● **Written task**
Copy out each line of the material in which the word "Latest" appears.

* start Materials provided *

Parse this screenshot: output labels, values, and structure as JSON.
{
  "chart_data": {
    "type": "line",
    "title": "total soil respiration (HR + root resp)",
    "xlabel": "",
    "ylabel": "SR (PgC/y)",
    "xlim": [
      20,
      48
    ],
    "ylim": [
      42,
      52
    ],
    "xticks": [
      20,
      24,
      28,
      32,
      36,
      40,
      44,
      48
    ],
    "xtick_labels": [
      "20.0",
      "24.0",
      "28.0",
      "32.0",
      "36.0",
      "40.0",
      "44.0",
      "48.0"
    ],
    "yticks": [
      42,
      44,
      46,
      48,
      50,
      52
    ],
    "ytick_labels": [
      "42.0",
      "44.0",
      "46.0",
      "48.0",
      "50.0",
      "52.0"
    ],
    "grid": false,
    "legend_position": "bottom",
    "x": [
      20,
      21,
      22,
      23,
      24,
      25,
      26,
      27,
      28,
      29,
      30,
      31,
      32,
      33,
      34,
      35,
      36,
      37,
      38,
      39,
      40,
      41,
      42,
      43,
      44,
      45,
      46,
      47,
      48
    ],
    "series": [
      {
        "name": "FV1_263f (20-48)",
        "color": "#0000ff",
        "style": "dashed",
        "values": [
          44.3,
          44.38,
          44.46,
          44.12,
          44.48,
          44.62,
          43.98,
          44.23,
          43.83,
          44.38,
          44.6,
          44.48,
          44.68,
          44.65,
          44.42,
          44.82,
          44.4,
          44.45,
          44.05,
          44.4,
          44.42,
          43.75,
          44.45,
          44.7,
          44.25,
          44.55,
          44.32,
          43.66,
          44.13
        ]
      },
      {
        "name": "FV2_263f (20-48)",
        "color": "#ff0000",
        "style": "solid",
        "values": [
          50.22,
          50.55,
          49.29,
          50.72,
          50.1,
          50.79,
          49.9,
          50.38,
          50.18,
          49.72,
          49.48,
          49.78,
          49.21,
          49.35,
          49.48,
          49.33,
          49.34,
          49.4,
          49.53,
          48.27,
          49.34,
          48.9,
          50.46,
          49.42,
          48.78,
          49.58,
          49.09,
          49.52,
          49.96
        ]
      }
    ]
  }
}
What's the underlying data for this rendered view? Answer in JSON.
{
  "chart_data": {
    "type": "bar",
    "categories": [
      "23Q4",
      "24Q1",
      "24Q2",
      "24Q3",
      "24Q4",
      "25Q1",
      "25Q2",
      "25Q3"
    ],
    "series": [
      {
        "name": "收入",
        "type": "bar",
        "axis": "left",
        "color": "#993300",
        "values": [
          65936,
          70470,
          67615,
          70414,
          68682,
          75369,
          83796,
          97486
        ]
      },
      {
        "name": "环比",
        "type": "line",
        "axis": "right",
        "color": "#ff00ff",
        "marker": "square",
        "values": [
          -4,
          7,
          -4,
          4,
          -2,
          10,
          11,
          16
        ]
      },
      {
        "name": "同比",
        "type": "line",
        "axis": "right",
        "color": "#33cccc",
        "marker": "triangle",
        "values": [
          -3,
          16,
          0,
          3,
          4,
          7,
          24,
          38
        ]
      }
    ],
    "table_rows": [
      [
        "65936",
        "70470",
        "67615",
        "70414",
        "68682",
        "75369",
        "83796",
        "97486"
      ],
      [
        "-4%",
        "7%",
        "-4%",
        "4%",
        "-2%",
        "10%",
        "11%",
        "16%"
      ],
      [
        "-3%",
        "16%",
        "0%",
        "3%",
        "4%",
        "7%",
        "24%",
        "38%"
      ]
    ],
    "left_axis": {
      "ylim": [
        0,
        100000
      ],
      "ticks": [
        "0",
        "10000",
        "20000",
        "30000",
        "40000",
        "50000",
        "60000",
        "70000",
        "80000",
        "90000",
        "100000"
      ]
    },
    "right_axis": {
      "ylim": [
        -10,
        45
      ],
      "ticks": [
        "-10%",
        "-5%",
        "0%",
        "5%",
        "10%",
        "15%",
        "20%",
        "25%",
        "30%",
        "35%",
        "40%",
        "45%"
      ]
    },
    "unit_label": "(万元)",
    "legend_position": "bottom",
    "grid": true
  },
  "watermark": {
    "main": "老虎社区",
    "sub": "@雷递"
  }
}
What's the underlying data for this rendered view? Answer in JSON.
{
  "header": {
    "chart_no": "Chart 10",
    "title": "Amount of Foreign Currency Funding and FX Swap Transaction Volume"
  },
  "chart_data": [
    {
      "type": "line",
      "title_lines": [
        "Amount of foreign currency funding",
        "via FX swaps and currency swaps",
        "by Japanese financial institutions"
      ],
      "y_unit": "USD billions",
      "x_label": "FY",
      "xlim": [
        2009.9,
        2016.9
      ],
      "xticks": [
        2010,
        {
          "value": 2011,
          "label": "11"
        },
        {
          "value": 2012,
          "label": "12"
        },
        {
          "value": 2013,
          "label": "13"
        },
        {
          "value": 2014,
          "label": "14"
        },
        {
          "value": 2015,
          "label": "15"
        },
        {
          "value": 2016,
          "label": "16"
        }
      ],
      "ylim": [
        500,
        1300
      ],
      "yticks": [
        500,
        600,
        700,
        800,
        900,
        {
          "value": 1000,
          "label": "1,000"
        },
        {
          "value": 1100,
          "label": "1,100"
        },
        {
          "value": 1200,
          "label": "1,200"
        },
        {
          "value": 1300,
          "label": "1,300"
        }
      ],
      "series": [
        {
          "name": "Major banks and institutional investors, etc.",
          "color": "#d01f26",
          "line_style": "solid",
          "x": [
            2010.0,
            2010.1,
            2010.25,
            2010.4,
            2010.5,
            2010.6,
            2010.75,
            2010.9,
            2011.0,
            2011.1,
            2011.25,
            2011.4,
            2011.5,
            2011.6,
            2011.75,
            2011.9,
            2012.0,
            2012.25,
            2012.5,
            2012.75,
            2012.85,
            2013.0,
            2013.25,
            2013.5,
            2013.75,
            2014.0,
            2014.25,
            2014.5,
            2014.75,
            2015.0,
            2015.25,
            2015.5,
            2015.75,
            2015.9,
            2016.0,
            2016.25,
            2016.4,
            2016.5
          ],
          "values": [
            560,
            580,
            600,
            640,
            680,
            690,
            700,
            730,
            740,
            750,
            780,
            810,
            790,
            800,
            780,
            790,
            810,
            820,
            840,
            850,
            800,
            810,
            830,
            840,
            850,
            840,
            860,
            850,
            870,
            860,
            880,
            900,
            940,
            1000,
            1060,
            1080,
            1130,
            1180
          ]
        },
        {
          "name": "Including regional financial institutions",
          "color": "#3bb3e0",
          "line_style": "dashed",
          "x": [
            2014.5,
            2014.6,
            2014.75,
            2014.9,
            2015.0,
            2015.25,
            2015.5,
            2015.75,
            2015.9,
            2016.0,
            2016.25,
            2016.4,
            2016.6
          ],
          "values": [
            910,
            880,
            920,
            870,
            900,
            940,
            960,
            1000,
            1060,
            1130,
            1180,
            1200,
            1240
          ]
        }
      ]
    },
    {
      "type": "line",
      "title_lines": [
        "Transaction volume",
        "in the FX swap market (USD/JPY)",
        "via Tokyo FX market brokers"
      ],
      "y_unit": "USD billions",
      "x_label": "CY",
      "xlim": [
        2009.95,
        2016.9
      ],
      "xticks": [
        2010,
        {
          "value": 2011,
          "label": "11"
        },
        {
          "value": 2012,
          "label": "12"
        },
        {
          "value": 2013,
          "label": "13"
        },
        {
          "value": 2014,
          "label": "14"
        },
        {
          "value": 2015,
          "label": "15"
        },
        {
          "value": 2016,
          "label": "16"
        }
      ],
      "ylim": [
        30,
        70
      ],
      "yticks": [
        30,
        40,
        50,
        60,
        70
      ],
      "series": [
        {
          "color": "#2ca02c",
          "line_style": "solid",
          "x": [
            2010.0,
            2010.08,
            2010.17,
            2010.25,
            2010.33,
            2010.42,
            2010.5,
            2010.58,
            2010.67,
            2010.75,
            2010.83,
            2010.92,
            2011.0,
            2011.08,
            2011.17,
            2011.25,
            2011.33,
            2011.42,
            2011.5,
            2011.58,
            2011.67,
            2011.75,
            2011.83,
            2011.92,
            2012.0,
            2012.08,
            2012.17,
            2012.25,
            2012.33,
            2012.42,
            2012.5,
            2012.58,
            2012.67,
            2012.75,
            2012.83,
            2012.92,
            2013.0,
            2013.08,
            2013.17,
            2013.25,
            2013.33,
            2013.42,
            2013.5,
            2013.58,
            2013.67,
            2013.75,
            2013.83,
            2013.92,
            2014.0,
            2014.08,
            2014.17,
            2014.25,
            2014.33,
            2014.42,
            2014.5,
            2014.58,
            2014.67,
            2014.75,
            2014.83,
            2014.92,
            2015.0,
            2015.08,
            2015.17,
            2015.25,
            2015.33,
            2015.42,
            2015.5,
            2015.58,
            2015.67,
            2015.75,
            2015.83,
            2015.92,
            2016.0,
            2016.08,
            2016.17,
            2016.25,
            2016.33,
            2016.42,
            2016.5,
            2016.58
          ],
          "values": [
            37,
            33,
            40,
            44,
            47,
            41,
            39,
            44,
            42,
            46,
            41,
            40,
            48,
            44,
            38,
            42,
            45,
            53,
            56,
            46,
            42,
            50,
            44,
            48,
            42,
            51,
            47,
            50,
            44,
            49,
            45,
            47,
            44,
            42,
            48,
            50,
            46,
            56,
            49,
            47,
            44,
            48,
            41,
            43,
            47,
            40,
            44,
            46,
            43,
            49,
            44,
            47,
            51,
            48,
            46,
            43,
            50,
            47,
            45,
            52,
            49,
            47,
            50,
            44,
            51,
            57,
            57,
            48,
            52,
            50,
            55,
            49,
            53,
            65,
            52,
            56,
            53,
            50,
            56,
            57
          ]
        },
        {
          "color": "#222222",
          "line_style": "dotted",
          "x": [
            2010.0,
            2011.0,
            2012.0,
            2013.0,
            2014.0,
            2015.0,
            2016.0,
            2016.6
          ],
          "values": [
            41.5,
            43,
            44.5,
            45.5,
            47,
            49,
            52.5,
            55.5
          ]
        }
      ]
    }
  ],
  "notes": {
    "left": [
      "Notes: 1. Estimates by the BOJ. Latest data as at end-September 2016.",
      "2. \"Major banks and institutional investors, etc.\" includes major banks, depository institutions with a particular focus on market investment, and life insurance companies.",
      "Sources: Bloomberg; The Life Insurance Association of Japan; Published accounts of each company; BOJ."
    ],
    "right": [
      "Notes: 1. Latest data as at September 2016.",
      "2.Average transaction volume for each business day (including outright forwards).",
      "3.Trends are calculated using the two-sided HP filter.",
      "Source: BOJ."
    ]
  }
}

* end Materials provided *

● **Task answer**
      "Notes: 1. Estimates by the BOJ. Latest data as at end-September 2016.",
      "Notes: 1. Latest data as at September 2016.",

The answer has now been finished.